Task objective >>
Are you able to retype all the records below exactly?

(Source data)
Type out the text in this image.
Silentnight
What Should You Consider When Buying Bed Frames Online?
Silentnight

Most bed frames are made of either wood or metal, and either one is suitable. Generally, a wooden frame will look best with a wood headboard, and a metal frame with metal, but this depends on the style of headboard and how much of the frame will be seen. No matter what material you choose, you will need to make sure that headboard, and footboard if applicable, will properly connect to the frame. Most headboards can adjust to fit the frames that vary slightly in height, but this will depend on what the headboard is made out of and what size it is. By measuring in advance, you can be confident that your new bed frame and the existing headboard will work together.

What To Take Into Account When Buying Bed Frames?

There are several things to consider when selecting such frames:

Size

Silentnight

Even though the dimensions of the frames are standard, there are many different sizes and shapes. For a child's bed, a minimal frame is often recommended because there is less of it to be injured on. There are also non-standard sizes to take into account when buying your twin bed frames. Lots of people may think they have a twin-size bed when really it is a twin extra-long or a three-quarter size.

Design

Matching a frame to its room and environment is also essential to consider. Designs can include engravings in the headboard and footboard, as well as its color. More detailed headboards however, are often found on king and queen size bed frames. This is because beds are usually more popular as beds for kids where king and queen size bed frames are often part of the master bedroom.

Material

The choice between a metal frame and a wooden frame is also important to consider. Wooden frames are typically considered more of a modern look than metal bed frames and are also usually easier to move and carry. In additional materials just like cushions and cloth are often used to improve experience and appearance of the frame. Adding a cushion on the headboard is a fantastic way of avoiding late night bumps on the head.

Finished exercise >>
Type out the text in this image.
Silentnight
What Should You Consider When Buying Bed Frames Online?
Silentnight

Most bed frames are made of either wood or metal, and either one is suitable. Generally, a wooden frame will look best with a wood headboard, and a metal frame with metal, but this depends on the style of headboard and how much of the frame will be seen. No matter what material you choose, you will need to make sure that headboard, and footboard if applicable, will properly connect to the frame. Most headboards can adjust to fit the frames that vary slightly in height, but this will depend on what the headboard is made out of and what size it is. By measuring in advance, you can be confident that your new bed frame and the existing headboard will work together.

What To Take Into Account When Buying Bed Frames?

There are several things to consider when selecting such frames:

Size

Silentnight

Even though the dimensions of the frames are standard, there are many different sizes and shapes. For a child's bed, a minimal frame is often recommended because there is less of it to be injured on. There are also non-standard sizes to take into account when buying your twin bed frames. Lots of people may think they have a twin-size bed when really it is a twin extra-long or a three-quarter size.

Design

Matching a frame to its room and environment is also essential to consider. Designs can include engravings in the headboard and footboard, as well as its color. More detailed headboards however, are often found on king and queen size bed frames. This is because beds are usually more popular as beds for kids where king and queen size bed frames are often part of the master bedroom.

Material

The choice between a metal frame and a wooden frame is also important to consider. Wooden frames are typically considered more of a modern look than metal bed frames and are also usually easier to move and carry. In additional materials just like cushions and cloth are often used to improve experience and appearance of the frame. Adding a cushion on the headboard is a fantastic way of avoiding late night bumps on the head.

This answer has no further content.